▸ **SHORT PROBLEM**: Scan the listing that follows and report how many lines contain "main". Write the number alone.

▸ **DATA LINES**:
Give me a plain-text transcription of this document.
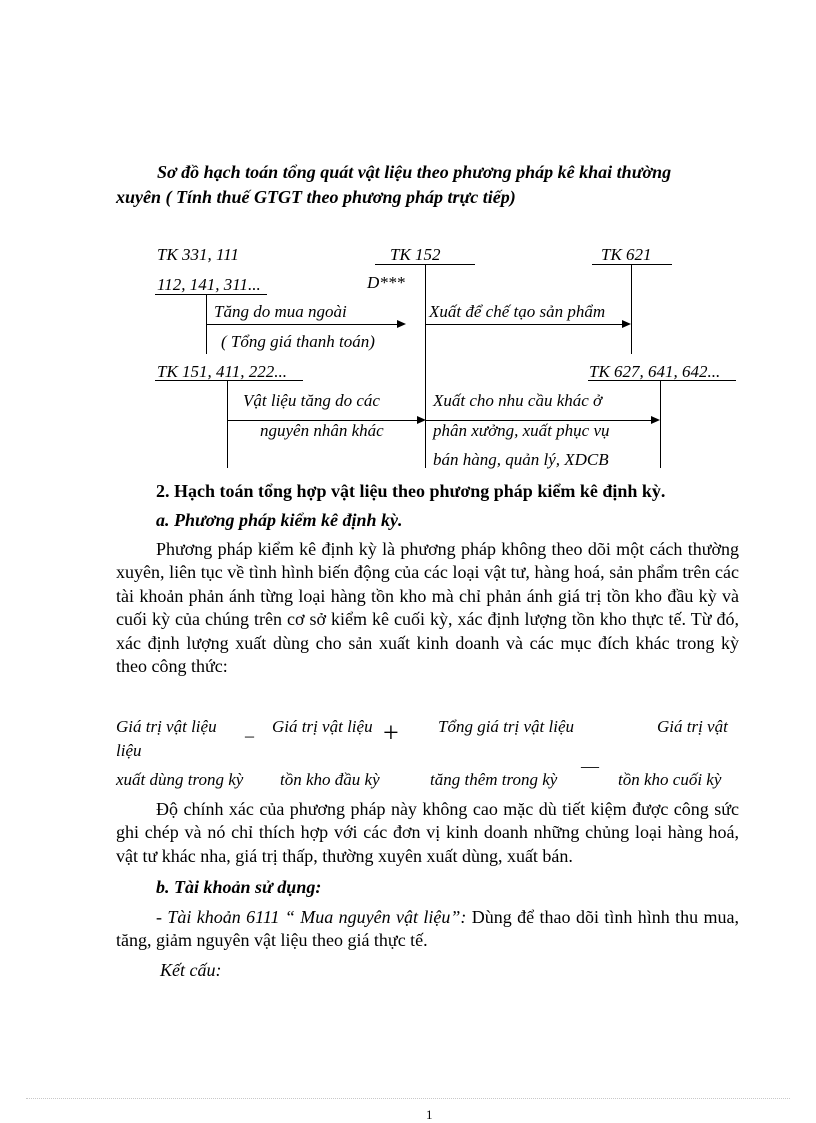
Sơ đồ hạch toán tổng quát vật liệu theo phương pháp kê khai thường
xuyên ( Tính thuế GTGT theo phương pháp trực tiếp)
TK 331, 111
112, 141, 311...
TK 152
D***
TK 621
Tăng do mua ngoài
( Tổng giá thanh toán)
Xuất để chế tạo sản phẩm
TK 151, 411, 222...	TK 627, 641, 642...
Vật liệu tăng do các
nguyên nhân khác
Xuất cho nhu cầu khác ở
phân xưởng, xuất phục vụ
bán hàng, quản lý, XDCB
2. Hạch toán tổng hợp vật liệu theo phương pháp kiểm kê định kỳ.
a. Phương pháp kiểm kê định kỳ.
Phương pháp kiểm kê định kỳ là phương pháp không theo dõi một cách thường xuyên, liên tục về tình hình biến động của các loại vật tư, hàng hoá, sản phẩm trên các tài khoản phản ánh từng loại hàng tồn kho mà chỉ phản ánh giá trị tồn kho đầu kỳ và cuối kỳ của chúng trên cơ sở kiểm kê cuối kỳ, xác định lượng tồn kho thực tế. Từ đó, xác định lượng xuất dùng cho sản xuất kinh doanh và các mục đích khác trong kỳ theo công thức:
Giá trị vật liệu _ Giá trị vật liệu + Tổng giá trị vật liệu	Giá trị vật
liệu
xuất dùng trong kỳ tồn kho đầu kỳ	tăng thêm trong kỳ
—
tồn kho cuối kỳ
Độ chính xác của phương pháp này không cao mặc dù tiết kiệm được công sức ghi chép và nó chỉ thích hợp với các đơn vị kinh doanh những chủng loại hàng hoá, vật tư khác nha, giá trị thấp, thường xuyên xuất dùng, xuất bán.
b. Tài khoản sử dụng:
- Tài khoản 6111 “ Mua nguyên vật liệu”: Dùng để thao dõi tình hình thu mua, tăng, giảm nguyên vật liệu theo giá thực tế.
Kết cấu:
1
---
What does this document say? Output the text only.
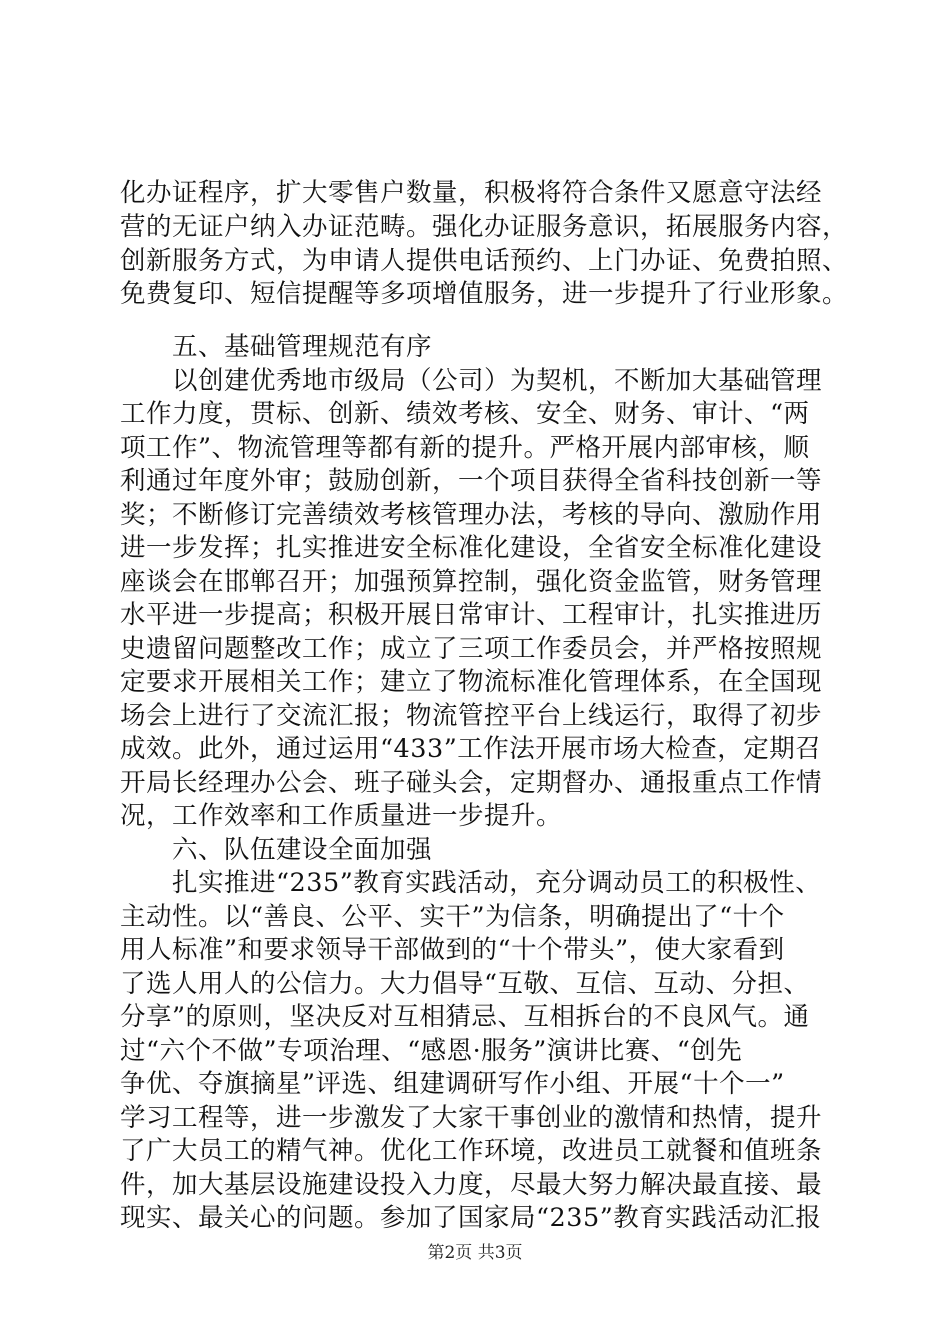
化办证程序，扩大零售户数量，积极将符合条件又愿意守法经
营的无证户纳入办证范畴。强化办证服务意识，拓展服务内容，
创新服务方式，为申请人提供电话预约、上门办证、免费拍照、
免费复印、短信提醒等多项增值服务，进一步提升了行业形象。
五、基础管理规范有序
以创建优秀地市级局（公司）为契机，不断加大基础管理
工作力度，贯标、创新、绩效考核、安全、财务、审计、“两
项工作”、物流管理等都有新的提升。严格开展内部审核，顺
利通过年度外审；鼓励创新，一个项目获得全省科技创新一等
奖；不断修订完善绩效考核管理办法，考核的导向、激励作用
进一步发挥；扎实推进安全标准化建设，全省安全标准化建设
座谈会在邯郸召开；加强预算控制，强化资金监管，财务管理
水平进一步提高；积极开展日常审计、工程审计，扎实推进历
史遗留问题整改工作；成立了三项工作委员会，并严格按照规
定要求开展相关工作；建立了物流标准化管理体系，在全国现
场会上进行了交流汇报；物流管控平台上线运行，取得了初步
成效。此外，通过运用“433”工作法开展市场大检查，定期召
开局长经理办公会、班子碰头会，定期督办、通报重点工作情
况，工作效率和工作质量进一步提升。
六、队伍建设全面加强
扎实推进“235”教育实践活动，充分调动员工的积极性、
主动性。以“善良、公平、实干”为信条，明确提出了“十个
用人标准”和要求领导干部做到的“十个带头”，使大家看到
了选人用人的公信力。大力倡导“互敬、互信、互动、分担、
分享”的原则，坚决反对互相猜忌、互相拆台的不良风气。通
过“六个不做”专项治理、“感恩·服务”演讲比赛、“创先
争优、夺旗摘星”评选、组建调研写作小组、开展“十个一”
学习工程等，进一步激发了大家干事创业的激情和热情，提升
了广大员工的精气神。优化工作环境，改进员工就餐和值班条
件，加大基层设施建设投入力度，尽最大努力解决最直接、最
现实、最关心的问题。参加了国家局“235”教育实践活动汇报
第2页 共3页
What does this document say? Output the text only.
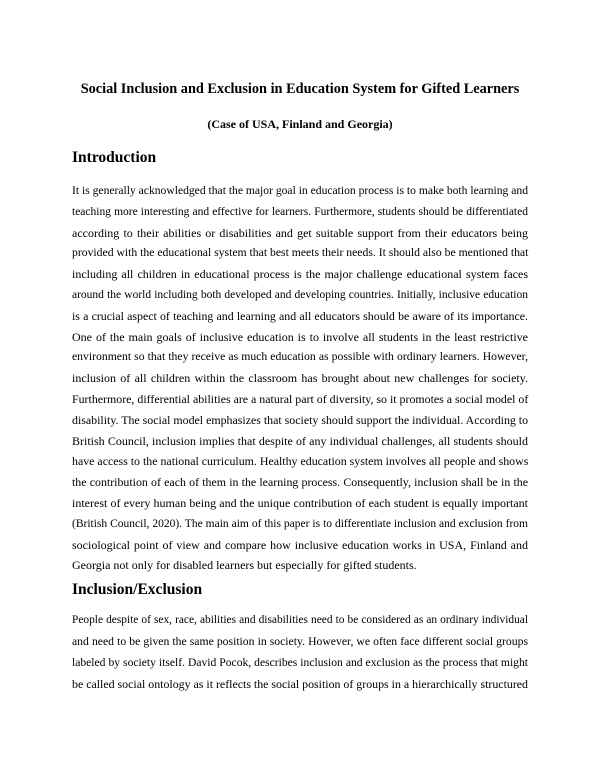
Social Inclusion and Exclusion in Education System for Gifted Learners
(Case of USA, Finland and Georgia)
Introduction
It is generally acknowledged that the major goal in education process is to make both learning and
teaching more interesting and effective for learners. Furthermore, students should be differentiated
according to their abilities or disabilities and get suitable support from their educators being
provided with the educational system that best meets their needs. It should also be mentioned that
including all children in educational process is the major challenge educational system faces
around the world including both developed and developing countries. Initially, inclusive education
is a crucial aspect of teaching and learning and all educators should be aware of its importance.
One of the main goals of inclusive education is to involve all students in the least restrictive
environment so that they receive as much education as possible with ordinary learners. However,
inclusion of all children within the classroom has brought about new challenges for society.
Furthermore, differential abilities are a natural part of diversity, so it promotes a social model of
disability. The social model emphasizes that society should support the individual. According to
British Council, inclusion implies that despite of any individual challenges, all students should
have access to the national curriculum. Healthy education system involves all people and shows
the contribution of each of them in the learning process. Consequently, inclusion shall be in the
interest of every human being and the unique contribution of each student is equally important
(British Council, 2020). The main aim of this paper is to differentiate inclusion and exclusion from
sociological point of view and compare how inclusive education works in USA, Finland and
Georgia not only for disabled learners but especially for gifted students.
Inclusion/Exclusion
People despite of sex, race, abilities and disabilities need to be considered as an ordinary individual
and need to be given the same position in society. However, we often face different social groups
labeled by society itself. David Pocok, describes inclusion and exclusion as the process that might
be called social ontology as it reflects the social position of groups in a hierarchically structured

▸ **SOLUTION FOR THIS TASK**: 2